(Recorded data)

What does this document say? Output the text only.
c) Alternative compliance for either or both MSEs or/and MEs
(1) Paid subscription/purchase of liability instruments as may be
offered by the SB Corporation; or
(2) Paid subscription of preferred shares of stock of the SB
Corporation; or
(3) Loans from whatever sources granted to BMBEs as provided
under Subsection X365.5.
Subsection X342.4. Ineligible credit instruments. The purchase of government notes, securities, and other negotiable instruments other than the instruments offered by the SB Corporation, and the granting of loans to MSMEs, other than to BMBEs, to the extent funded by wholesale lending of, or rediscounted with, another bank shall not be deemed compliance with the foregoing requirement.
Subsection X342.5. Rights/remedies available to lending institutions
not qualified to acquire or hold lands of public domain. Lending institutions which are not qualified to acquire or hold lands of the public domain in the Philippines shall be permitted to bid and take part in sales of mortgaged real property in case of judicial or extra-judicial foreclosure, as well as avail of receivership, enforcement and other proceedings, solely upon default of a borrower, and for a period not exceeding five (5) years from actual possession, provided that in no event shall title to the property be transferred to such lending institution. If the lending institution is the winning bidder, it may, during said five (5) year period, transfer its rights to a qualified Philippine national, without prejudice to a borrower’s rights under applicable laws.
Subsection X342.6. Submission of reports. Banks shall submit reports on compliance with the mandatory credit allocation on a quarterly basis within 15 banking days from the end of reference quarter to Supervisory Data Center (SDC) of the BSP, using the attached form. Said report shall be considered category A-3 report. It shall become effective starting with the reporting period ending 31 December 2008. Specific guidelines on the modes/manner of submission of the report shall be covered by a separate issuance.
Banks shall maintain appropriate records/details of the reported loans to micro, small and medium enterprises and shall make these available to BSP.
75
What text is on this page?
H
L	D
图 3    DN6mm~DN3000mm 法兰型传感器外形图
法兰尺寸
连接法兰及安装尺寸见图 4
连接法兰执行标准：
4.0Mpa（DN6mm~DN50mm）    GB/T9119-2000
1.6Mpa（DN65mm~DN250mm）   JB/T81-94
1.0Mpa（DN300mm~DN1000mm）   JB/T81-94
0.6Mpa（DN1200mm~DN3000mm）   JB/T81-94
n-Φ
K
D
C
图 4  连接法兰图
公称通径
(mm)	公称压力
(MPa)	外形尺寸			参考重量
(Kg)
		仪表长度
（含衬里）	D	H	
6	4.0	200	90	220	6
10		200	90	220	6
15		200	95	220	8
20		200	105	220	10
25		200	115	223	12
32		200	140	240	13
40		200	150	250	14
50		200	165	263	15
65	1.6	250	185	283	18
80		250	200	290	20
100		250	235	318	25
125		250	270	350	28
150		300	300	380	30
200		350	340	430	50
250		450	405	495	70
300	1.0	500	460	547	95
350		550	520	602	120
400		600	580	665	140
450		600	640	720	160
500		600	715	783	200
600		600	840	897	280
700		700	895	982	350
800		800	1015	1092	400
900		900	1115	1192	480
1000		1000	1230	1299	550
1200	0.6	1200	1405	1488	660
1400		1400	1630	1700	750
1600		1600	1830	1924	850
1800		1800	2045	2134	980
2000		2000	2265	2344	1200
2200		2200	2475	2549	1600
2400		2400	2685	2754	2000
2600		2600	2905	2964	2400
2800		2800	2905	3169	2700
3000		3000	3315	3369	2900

--- What to do ---
Print the entries exactly. Include every one.

--- Output of the exercise ---
What does this document say? Output the text only.
c) Alternative compliance for either or both MSEs or/and MEs
(1) Paid subscription/purchase of liability instruments as may be
offered by the SB Corporation; or
(2) Paid subscription of preferred shares of stock of the SB
Corporation; or
(3) Loans from whatever sources granted to BMBEs as provided
under Subsection X365.5.
Subsection X342.4. Ineligible credit instruments. The purchase of government notes, securities, and other negotiable instruments other than the instruments offered by the SB Corporation, and the granting of loans to MSMEs, other than to BMBEs, to the extent funded by wholesale lending of, or rediscounted with, another bank shall not be deemed compliance with the foregoing requirement.
Subsection X342.5. Rights/remedies available to lending institutions
not qualified to acquire or hold lands of public domain. Lending institutions which are not qualified to acquire or hold lands of the public domain in the Philippines shall be permitted to bid and take part in sales of mortgaged real property in case of judicial or extra-judicial foreclosure, as well as avail of receivership, enforcement and other proceedings, solely upon default of a borrower, and for a period not exceeding five (5) years from actual possession, provided that in no event shall title to the property be transferred to such lending institution. If the lending institution is the winning bidder, it may, during said five (5) year period, transfer its rights to a qualified Philippine national, without prejudice to a borrower’s rights under applicable laws.
Subsection X342.6. Submission of reports. Banks shall submit reports on compliance with the mandatory credit allocation on a quarterly basis within 15 banking days from the end of reference quarter to Supervisory Data Center (SDC) of the BSP, using the attached form. Said report shall be considered category A-3 report. It shall become effective starting with the reporting period ending 31 December 2008. Specific guidelines on the modes/manner of submission of the report shall be covered by a separate issuance.
Banks shall maintain appropriate records/details of the reported loans to micro, small and medium enterprises and shall make these available to BSP.
75
What text is on this page?
H
L	D
图 3    DN6mm~DN3000mm 法兰型传感器外形图
法兰尺寸
连接法兰及安装尺寸见图 4
连接法兰执行标准：
4.0Mpa（DN6mm~DN50mm）    GB/T9119-2000
1.6Mpa（DN65mm~DN250mm）   JB/T81-94
1.0Mpa（DN300mm~DN1000mm）   JB/T81-94
0.6Mpa（DN1200mm~DN3000mm）   JB/T81-94
n-Φ
K
D
C
图 4  连接法兰图
公称通径
(mm)	公称压力
(MPa)	外形尺寸			参考重量
(Kg)
		仪表长度
（含衬里）	D	H	
6	4.0	200	90	220	6
10		200	90	220	6
15		200	95	220	8
20		200	105	220	10
25		200	115	223	12
32		200	140	240	13
40		200	150	250	14
50		200	165	263	15
65	1.6	250	185	283	18
80		250	200	290	20
100		250	235	318	25
125		250	270	350	28
150		300	300	380	30
200		350	340	430	50
250		450	405	495	70
300	1.0	500	460	547	95
350		550	520	602	120
400		600	580	665	140
450		600	640	720	160
500		600	715	783	200
600		600	840	897	280
700		700	895	982	350
800		800	1015	1092	400
900		900	1115	1192	480
1000		1000	1230	1299	550
1200	0.6	1200	1405	1488	660
1400		1400	1630	1700	750
1600		1600	1830	1924	850
1800		1800	2045	2134	980
2000		2000	2265	2344	1200
2200		2200	2475	2549	1600
2400		2400	2685	2754	2000
2600		2600	2905	2964	2400
2800		2800	2905	3169	2700
3000		3000	3315	3369	2900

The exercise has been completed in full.